# EXERCISE DETAILS
Lift every line from the entries that includes the word "JSON".

[Dataset items]
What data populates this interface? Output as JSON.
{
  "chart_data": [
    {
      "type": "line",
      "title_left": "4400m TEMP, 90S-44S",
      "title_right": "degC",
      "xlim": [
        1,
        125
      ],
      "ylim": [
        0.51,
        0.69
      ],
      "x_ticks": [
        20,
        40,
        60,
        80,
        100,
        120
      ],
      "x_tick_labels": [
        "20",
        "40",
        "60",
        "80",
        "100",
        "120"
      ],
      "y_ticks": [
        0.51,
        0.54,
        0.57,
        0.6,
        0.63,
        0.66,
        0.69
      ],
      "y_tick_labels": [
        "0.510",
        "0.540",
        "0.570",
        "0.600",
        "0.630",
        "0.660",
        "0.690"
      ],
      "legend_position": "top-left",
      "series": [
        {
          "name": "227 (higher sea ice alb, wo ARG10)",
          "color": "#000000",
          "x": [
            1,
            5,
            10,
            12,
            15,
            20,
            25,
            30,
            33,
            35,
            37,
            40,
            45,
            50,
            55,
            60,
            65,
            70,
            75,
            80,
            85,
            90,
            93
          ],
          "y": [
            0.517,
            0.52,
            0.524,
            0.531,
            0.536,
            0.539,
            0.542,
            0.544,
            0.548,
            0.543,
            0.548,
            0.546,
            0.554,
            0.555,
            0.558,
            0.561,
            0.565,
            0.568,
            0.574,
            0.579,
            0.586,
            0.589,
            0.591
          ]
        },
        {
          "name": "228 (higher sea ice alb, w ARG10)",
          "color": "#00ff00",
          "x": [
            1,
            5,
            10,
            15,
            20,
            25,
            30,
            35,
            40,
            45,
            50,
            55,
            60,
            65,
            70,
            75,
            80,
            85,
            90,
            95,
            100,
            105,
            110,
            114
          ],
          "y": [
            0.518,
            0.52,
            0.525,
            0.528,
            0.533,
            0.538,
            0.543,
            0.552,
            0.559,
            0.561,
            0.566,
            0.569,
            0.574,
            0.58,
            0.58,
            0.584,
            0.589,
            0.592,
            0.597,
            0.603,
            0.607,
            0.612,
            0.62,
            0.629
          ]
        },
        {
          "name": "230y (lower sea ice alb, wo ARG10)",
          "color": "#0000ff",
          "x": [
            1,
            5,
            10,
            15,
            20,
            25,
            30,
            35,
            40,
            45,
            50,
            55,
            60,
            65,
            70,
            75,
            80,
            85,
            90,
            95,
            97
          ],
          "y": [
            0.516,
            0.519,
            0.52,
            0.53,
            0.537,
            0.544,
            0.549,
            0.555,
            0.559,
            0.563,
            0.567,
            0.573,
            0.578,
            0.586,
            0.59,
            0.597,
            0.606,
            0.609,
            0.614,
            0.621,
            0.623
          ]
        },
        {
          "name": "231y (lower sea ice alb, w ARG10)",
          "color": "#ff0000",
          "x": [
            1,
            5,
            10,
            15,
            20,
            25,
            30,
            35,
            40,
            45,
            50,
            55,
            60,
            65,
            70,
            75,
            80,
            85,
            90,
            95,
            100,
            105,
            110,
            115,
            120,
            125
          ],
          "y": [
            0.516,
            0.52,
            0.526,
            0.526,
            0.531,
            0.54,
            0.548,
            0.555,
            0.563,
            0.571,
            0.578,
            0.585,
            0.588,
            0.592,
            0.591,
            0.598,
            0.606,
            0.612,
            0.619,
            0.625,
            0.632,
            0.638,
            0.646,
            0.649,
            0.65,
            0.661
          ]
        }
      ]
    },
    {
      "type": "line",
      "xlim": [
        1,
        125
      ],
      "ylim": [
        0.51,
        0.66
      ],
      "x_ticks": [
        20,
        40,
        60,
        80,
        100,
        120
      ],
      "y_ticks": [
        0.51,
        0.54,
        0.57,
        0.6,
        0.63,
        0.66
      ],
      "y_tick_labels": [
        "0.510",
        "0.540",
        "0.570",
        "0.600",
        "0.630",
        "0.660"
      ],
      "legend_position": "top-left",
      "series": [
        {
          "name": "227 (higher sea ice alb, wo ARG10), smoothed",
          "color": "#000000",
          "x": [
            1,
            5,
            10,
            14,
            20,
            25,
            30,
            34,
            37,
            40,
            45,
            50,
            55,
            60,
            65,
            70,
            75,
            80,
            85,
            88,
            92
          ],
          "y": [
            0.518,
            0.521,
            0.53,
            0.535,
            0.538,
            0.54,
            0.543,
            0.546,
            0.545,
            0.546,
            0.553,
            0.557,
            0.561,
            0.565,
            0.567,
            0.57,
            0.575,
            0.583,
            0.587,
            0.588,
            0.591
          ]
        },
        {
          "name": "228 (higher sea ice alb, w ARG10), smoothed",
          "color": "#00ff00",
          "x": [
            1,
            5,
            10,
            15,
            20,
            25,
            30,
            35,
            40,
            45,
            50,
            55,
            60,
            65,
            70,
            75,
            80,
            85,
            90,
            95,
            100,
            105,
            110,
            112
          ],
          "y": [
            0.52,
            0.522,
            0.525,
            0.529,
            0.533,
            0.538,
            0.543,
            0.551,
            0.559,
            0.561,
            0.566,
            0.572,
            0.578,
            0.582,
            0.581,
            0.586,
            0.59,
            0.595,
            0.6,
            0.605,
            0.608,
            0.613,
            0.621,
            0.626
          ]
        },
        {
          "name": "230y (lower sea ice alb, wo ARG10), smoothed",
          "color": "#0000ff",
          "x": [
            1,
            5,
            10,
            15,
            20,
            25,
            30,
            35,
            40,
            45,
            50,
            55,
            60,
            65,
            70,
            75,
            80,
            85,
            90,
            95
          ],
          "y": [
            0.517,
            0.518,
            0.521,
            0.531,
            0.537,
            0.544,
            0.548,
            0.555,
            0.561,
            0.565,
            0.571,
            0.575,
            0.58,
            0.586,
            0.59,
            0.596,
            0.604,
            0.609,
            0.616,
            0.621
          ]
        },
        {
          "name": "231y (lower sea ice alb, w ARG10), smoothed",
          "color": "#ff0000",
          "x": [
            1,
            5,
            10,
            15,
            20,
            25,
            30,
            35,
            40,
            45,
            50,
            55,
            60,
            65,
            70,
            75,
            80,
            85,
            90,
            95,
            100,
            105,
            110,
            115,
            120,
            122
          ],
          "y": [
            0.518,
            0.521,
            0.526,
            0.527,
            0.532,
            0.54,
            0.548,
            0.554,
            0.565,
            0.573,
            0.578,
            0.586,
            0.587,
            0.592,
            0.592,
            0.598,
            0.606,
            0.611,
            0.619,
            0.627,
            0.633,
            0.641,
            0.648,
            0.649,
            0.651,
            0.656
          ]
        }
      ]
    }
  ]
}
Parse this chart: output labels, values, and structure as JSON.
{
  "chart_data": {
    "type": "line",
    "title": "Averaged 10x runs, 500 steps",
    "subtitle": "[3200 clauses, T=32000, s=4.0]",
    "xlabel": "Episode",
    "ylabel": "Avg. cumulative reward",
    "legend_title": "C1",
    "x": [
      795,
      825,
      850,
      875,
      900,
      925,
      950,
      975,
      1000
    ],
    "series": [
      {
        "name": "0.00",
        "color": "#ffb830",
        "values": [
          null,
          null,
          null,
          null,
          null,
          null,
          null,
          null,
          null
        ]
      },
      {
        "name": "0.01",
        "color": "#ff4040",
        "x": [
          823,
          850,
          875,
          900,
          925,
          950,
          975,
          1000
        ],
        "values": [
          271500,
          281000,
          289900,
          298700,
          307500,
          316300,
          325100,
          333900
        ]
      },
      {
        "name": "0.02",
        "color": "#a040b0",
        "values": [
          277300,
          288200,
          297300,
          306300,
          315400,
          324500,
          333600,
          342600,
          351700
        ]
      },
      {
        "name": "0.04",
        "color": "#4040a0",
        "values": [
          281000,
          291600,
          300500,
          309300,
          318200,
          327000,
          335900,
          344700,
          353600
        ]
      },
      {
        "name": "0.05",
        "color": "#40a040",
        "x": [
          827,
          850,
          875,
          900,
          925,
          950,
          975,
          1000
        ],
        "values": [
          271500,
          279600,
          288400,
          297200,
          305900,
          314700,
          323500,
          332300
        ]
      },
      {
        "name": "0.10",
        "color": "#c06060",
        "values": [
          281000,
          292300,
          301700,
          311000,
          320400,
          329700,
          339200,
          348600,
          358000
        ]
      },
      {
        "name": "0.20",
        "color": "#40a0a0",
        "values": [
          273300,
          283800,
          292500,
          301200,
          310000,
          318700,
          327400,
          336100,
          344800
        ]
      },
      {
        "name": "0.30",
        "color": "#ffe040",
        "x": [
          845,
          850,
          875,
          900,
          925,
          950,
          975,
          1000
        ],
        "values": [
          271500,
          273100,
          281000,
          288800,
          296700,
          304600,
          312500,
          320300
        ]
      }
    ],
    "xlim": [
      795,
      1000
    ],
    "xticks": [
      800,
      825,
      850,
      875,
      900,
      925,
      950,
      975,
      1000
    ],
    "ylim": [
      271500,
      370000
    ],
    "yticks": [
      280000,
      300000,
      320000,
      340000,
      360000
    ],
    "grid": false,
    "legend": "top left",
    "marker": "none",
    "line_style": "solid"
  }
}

# TASK SOLUTION
What data populates this interface? Output as JSON.
Parse this chart: output labels, values, and structure as JSON.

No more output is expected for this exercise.